-- START RECORDS SHOWN --

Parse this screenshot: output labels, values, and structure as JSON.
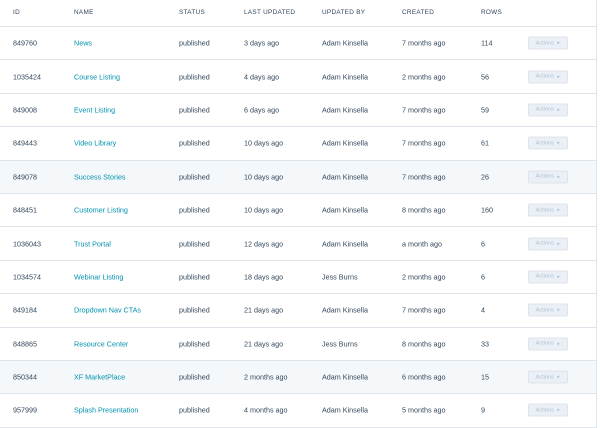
{
  "table": {
    "headers": {
      "id": "ID",
      "name": "NAME",
      "status": "STATUS",
      "last_updated": "LAST UPDATED",
      "updated_by": "UPDATED BY",
      "created": "CREATED",
      "rows": "ROWS"
    },
    "actions_label": "Actions",
    "caret_icon": "chevron-down-icon",
    "rows": [
      {
        "id": "849760",
        "name": "News",
        "status": "published",
        "last_updated": "3 days ago",
        "updated_by": "Adam Kinsella",
        "created": "7 months ago",
        "rows": "114"
      },
      {
        "id": "1035424",
        "name": "Course Listing",
        "status": "published",
        "last_updated": "4 days ago",
        "updated_by": "Adam Kinsella",
        "created": "2 months ago",
        "rows": "56"
      },
      {
        "id": "849008",
        "name": "Event Listing",
        "status": "published",
        "last_updated": "6 days ago",
        "updated_by": "Adam Kinsella",
        "created": "7 months ago",
        "rows": "59"
      },
      {
        "id": "849443",
        "name": "Video Library",
        "status": "published",
        "last_updated": "10 days ago",
        "updated_by": "Adam Kinsella",
        "created": "7 months ago",
        "rows": "61"
      },
      {
        "id": "849078",
        "name": "Success Stories",
        "status": "published",
        "last_updated": "10 days ago",
        "updated_by": "Adam Kinsella",
        "created": "7 months ago",
        "rows": "26"
      },
      {
        "id": "848451",
        "name": "Customer Listing",
        "status": "published",
        "last_updated": "10 days ago",
        "updated_by": "Adam Kinsella",
        "created": "8 months ago",
        "rows": "160"
      },
      {
        "id": "1036043",
        "name": "Trust Portal",
        "status": "published",
        "last_updated": "12 days ago",
        "updated_by": "Adam Kinsella",
        "created": "a month ago",
        "rows": "6"
      },
      {
        "id": "1034574",
        "name": "Webinar Listing",
        "status": "published",
        "last_updated": "18 days ago",
        "updated_by": "Jess Burns",
        "created": "2 months ago",
        "rows": "6"
      },
      {
        "id": "849184",
        "name": "Dropdown Nav CTAs",
        "status": "published",
        "last_updated": "21 days ago",
        "updated_by": "Adam Kinsella",
        "created": "7 months ago",
        "rows": "4"
      },
      {
        "id": "848865",
        "name": "Resource Center",
        "status": "published",
        "last_updated": "21 days ago",
        "updated_by": "Jess Burns",
        "created": "8 months ago",
        "rows": "33"
      },
      {
        "id": "850344",
        "name": "XF MarketPlace",
        "status": "published",
        "last_updated": "2 months ago",
        "updated_by": "Adam Kinsella",
        "created": "6 months ago",
        "rows": "15"
      },
      {
        "id": "957999",
        "name": "Splash Presentation",
        "status": "published",
        "last_updated": "4 months ago",
        "updated_by": "Adam Kinsella",
        "created": "5 months ago",
        "rows": "9"
      }
    ]
  },
  "colors": {
    "link": "#0091ae",
    "text": "#33475b",
    "border": "#dfe3eb",
    "hover_row": "#f5f8fa",
    "button_bg": "#eaf0f6",
    "button_text": "#b0c1d4"
  }
}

-- END RECORDS SHOWN --

#### AIM:
Copy every record above exactly, leaving out any pictures.

#### RIGHT ANSWER:
Parse this screenshot: output labels, values, and structure as JSON.
{
  "table": {
    "headers": {
      "id": "ID",
      "name": "NAME",
      "status": "STATUS",
      "last_updated": "LAST UPDATED",
      "updated_by": "UPDATED BY",
      "created": "CREATED",
      "rows": "ROWS"
    },
    "actions_label": "Actions",
    "caret_icon": "chevron-down-icon",
    "rows": [
      {
        "id": "849760",
        "name": "News",
        "status": "published",
        "last_updated": "3 days ago",
        "updated_by": "Adam Kinsella",
        "created": "7 months ago",
        "rows": "114"
      },
      {
        "id": "1035424",
        "name": "Course Listing",
        "status": "published",
        "last_updated": "4 days ago",
        "updated_by": "Adam Kinsella",
        "created": "2 months ago",
        "rows": "56"
      },
      {
        "id": "849008",
        "name": "Event Listing",
        "status": "published",
        "last_updated": "6 days ago",
        "updated_by": "Adam Kinsella",
        "created": "7 months ago",
        "rows": "59"
      },
      {
        "id": "849443",
        "name": "Video Library",
        "status": "published",
        "last_updated": "10 days ago",
        "updated_by": "Adam Kinsella",
        "created": "7 months ago",
        "rows": "61"
      },
      {
        "id": "849078",
        "name": "Success Stories",
        "status": "published",
        "last_updated": "10 days ago",
        "updated_by": "Adam Kinsella",
        "created": "7 months ago",
        "rows": "26"
      },
      {
        "id": "848451",
        "name": "Customer Listing",
        "status": "published",
        "last_updated": "10 days ago",
        "updated_by": "Adam Kinsella",
        "created": "8 months ago",
        "rows": "160"
      },
      {
        "id": "1036043",
        "name": "Trust Portal",
        "status": "published",
        "last_updated": "12 days ago",
        "updated_by": "Adam Kinsella",
        "created": "a month ago",
        "rows": "6"
      },
      {
        "id": "1034574",
        "name": "Webinar Listing",
        "status": "published",
        "last_updated": "18 days ago",
        "updated_by": "Jess Burns",
        "created": "2 months ago",
        "rows": "6"
      },
      {
        "id": "849184",
        "name": "Dropdown Nav CTAs",
        "status": "published",
        "last_updated": "21 days ago",
        "updated_by": "Adam Kinsella",
        "created": "7 months ago",
        "rows": "4"
      },
      {
        "id": "848865",
        "name": "Resource Center",
        "status": "published",
        "last_updated": "21 days ago",
        "updated_by": "Jess Burns",
        "created": "8 months ago",
        "rows": "33"
      },
      {
        "id": "850344",
        "name": "XF MarketPlace",
        "status": "published",
        "last_updated": "2 months ago",
        "updated_by": "Adam Kinsella",
        "created": "6 months ago",
        "rows": "15"
      },
      {
        "id": "957999",
        "name": "Splash Presentation",
        "status": "published",
        "last_updated": "4 months ago",
        "updated_by": "Adam Kinsella",
        "created": "5 months ago",
        "rows": "9"
      }
    ]
  },
  "colors": {
    "link": "#0091ae",
    "text": "#33475b",
    "border": "#dfe3eb",
    "hover_row": "#f5f8fa",
    "button_bg": "#eaf0f6",
    "button_text": "#b0c1d4"
  }
}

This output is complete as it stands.